§ Required task:
In the records that follow, locate every line with "name" and extract it.

§ Dataset records on visual material:
--- start ---

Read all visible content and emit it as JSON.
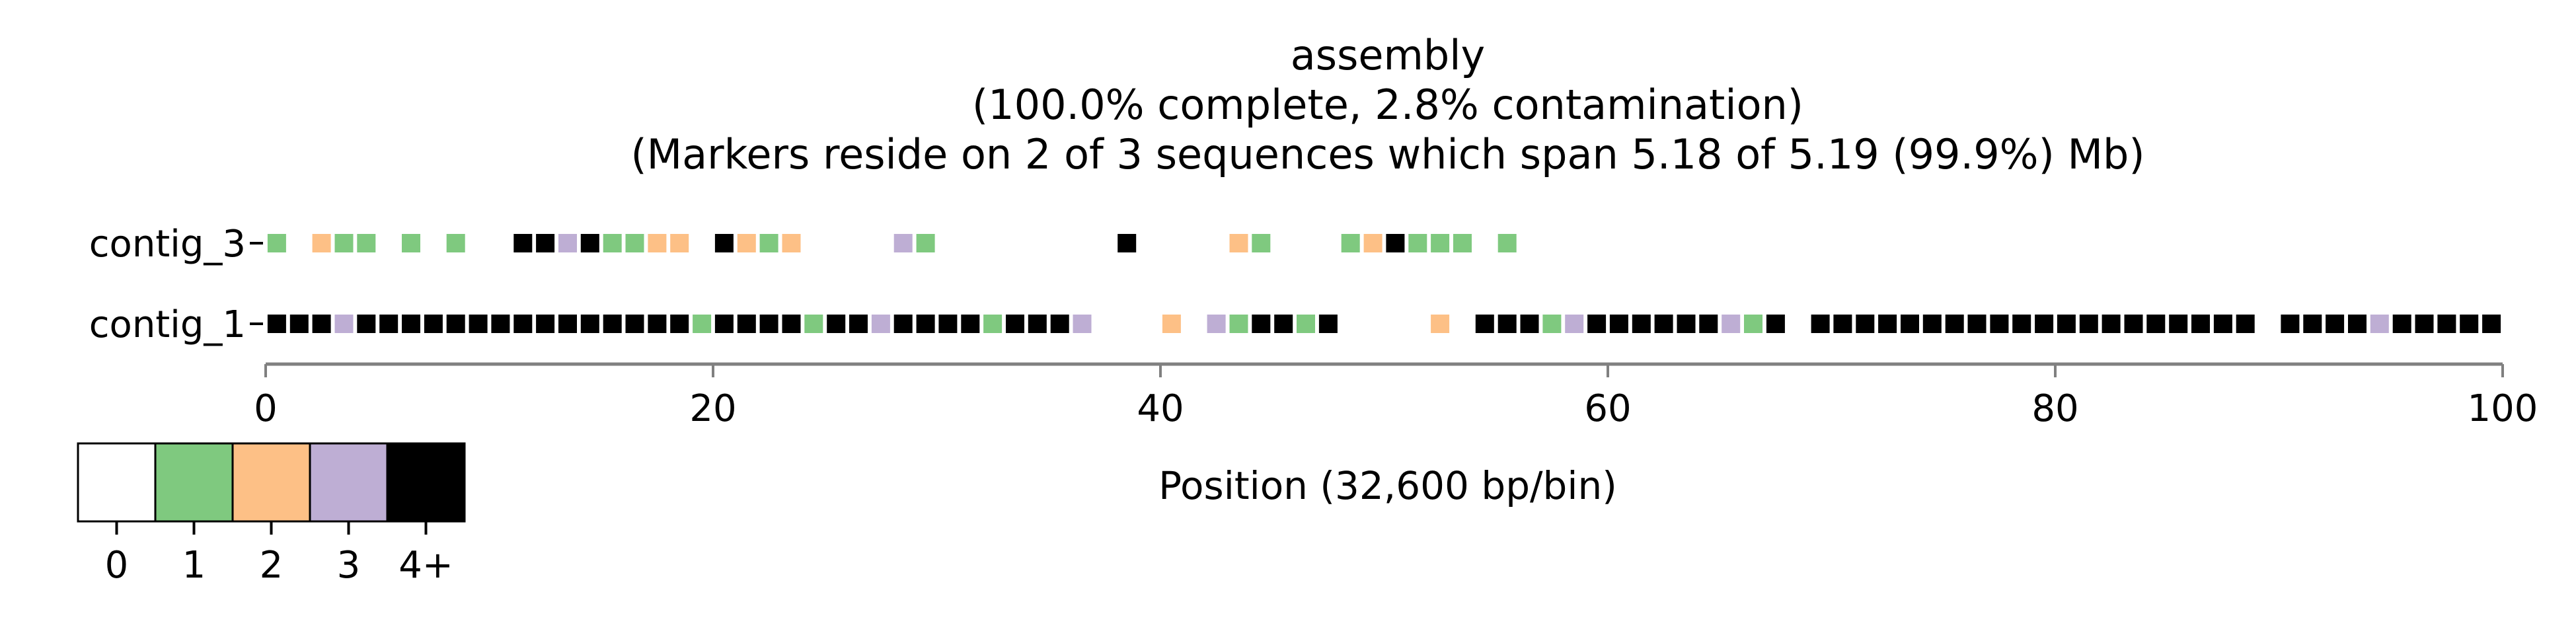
{
  "chart_data": {
    "type": "heatmap",
    "title": "assembly",
    "subtitle_lines": [
      "(100.0% complete, 2.8% contamination)",
      "(Markers reside on 2 of 3 sequences which span 5.18 of 5.19 (99.9%) Mb)"
    ],
    "xlabel": "Position (32,600 bp/bin)",
    "xlim": [
      0,
      100
    ],
    "xticks": [
      0,
      20,
      40,
      60,
      80,
      100
    ],
    "categories": [
      "contig_3",
      "contig_1"
    ],
    "colors": {
      "0": "#ffffff",
      "1": "#7fc97f",
      "2": "#fdc086",
      "3": "#beaed4",
      "4": "#000000"
    },
    "legend": {
      "placement": "bottom-left",
      "labels": [
        "0",
        "1",
        "2",
        "3",
        "4+"
      ],
      "colors": [
        "#ffffff",
        "#7fc97f",
        "#fdc086",
        "#beaed4",
        "#000000"
      ]
    },
    "series": [
      {
        "name": "contig_3",
        "cells": [
          [
            0,
            1
          ],
          [
            2,
            2
          ],
          [
            3,
            1
          ],
          [
            4,
            1
          ],
          [
            6,
            1
          ],
          [
            8,
            1
          ],
          [
            11,
            4
          ],
          [
            12,
            4
          ],
          [
            13,
            3
          ],
          [
            14,
            4
          ],
          [
            15,
            1
          ],
          [
            16,
            1
          ],
          [
            17,
            2
          ],
          [
            18,
            2
          ],
          [
            20,
            4
          ],
          [
            21,
            2
          ],
          [
            22,
            1
          ],
          [
            23,
            2
          ],
          [
            28,
            3
          ],
          [
            29,
            1
          ],
          [
            38,
            4
          ],
          [
            43,
            2
          ],
          [
            44,
            1
          ],
          [
            48,
            1
          ],
          [
            49,
            2
          ],
          [
            50,
            4
          ],
          [
            51,
            1
          ],
          [
            52,
            1
          ],
          [
            53,
            1
          ],
          [
            55,
            1
          ]
        ]
      },
      {
        "name": "contig_1",
        "cells": [
          [
            0,
            4
          ],
          [
            1,
            4
          ],
          [
            2,
            4
          ],
          [
            3,
            3
          ],
          [
            4,
            4
          ],
          [
            5,
            4
          ],
          [
            6,
            4
          ],
          [
            7,
            4
          ],
          [
            8,
            4
          ],
          [
            9,
            4
          ],
          [
            10,
            4
          ],
          [
            11,
            4
          ],
          [
            12,
            4
          ],
          [
            13,
            4
          ],
          [
            14,
            4
          ],
          [
            15,
            4
          ],
          [
            16,
            4
          ],
          [
            17,
            4
          ],
          [
            18,
            4
          ],
          [
            19,
            1
          ],
          [
            20,
            4
          ],
          [
            21,
            4
          ],
          [
            22,
            4
          ],
          [
            23,
            4
          ],
          [
            24,
            1
          ],
          [
            25,
            4
          ],
          [
            26,
            4
          ],
          [
            27,
            3
          ],
          [
            28,
            4
          ],
          [
            29,
            4
          ],
          [
            30,
            4
          ],
          [
            31,
            4
          ],
          [
            32,
            1
          ],
          [
            33,
            4
          ],
          [
            34,
            4
          ],
          [
            35,
            4
          ],
          [
            36,
            3
          ],
          [
            40,
            2
          ],
          [
            42,
            3
          ],
          [
            43,
            1
          ],
          [
            44,
            4
          ],
          [
            45,
            4
          ],
          [
            46,
            1
          ],
          [
            47,
            4
          ],
          [
            52,
            2
          ],
          [
            54,
            4
          ],
          [
            55,
            4
          ],
          [
            56,
            4
          ],
          [
            57,
            1
          ],
          [
            58,
            3
          ],
          [
            59,
            4
          ],
          [
            60,
            4
          ],
          [
            61,
            4
          ],
          [
            62,
            4
          ],
          [
            63,
            4
          ],
          [
            64,
            4
          ],
          [
            65,
            3
          ],
          [
            66,
            1
          ],
          [
            67,
            4
          ],
          [
            69,
            4
          ],
          [
            70,
            4
          ],
          [
            71,
            4
          ],
          [
            72,
            4
          ],
          [
            73,
            4
          ],
          [
            74,
            4
          ],
          [
            75,
            4
          ],
          [
            76,
            4
          ],
          [
            77,
            4
          ],
          [
            78,
            4
          ],
          [
            79,
            4
          ],
          [
            80,
            4
          ],
          [
            81,
            4
          ],
          [
            82,
            4
          ],
          [
            83,
            4
          ],
          [
            84,
            4
          ],
          [
            85,
            4
          ],
          [
            86,
            4
          ],
          [
            87,
            4
          ],
          [
            88,
            4
          ],
          [
            90,
            4
          ],
          [
            91,
            4
          ],
          [
            92,
            4
          ],
          [
            93,
            4
          ],
          [
            94,
            3
          ],
          [
            95,
            4
          ],
          [
            96,
            4
          ],
          [
            97,
            4
          ],
          [
            98,
            4
          ],
          [
            99,
            4
          ]
        ]
      }
    ]
  }
}
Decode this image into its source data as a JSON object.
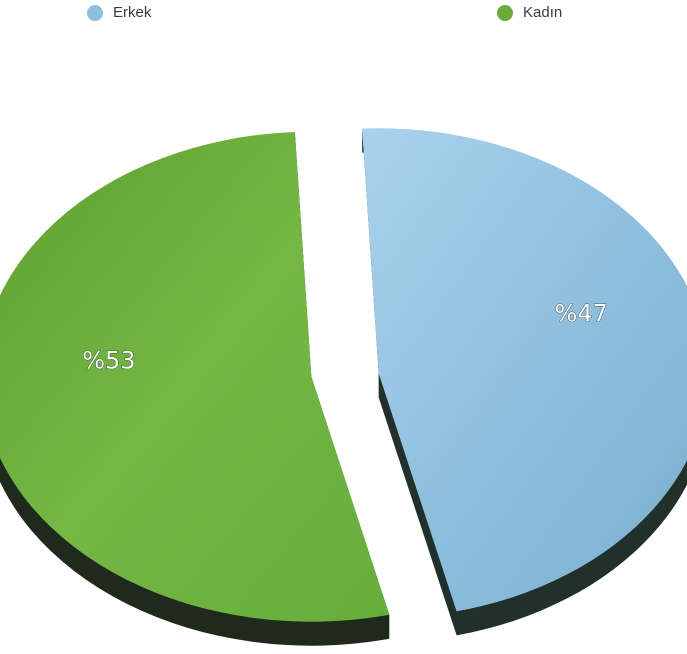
{
  "chart_data": {
    "type": "pie",
    "title": "",
    "legend_position": "top",
    "series": [
      {
        "name": "Erkek",
        "value": 47,
        "label": "%47",
        "color": "#8fbfde"
      },
      {
        "name": "Kadın",
        "value": 53,
        "label": "%53",
        "color": "#6aac3c"
      }
    ]
  }
}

--- end ---

§ The answer:
        "name": "contig_3",
        "name": "contig_1",
        "name": "Erkek",
        "name": "Kadın",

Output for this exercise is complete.